[Stored data]
━━━━━━━━━━━━━━━━━━━━

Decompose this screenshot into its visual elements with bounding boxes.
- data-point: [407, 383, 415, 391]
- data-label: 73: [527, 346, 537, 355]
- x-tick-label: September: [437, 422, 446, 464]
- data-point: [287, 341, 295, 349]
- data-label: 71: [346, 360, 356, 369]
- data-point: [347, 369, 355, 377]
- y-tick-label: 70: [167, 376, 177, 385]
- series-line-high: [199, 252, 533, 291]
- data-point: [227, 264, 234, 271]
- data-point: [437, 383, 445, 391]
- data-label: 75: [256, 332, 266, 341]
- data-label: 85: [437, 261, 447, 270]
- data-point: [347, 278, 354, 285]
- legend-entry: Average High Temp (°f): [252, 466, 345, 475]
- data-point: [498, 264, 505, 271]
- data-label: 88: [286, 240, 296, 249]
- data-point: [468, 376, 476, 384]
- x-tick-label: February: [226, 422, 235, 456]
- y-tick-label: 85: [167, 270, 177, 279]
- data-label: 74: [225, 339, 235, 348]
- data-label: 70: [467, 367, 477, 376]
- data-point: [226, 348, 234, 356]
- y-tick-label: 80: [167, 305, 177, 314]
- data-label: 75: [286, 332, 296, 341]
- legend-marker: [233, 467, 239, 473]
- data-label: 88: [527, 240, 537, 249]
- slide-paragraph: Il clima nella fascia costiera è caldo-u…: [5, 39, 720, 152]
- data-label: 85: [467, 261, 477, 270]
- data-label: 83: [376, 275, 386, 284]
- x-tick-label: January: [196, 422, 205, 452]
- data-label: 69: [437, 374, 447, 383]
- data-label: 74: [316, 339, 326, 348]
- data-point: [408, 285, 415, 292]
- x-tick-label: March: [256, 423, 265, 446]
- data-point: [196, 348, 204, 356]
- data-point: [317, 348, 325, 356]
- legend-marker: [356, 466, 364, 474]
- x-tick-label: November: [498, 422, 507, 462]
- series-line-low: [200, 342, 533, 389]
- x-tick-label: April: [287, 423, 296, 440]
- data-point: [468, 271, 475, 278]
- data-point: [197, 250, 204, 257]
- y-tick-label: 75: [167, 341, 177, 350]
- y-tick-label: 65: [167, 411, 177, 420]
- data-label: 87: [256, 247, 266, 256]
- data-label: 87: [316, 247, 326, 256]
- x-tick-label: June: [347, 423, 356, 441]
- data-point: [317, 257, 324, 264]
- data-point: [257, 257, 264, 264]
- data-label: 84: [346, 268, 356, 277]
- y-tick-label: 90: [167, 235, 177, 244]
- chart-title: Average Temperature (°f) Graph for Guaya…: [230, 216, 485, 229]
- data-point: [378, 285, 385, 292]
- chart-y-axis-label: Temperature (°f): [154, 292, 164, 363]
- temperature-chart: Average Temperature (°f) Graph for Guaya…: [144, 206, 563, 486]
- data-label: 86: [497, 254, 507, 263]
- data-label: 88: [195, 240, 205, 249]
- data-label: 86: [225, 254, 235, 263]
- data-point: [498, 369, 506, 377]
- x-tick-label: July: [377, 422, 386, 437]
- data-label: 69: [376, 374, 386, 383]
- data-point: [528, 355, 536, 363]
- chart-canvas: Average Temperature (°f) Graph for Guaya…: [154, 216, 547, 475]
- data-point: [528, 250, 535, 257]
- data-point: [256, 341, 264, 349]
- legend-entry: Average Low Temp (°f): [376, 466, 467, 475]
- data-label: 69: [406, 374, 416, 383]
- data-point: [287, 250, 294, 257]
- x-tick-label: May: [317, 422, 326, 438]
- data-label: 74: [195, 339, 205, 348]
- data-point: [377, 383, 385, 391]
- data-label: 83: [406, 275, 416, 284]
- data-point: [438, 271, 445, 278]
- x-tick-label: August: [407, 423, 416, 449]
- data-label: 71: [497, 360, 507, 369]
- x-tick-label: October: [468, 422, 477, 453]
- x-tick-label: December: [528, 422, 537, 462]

━━━━━━━━━━━━━━━━━━━━

- Exercise objective -
How many lines in the entries contain the string "marker"? Treat uppercase and lowercase as different, and give only the number.

- Expected answer -
2